[Data in this exercise Boundary: Start]

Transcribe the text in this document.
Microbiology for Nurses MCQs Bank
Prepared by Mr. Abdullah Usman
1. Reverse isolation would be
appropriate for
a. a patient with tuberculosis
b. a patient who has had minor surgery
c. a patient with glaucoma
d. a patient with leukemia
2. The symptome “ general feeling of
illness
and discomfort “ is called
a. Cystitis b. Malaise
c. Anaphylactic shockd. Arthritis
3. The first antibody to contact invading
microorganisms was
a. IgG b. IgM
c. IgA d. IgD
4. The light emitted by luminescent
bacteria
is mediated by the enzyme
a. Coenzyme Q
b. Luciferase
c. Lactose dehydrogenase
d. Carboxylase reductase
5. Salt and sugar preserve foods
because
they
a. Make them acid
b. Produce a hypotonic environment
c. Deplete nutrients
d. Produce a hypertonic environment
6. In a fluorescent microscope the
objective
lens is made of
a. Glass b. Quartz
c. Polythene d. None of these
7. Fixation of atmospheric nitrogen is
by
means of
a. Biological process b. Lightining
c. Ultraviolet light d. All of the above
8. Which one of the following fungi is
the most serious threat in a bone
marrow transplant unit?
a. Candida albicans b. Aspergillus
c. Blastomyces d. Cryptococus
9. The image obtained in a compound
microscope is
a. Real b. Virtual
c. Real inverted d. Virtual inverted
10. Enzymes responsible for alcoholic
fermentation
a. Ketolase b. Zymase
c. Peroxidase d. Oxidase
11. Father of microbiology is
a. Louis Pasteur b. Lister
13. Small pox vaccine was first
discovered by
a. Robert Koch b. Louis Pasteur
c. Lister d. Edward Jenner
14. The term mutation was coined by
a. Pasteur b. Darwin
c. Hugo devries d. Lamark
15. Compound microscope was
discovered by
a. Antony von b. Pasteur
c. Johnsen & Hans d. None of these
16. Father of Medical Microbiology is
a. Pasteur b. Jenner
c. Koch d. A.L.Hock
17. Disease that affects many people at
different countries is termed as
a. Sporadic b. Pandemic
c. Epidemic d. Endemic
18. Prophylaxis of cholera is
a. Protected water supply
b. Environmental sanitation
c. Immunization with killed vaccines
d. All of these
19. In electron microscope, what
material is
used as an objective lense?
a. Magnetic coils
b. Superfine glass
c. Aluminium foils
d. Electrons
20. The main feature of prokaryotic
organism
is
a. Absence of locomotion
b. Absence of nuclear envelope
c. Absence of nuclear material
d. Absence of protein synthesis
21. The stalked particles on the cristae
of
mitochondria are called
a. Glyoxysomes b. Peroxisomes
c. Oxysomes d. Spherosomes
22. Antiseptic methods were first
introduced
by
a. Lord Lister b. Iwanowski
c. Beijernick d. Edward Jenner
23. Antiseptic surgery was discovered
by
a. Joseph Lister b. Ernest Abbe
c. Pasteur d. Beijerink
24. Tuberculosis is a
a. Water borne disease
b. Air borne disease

[Data in this exercise Boundary: End]

> How to complete this task:
Show every line from the entries that includes the word "surgery".

> Output below:
b. a patient who has had minor surgery
23. Antiseptic surgery was discovered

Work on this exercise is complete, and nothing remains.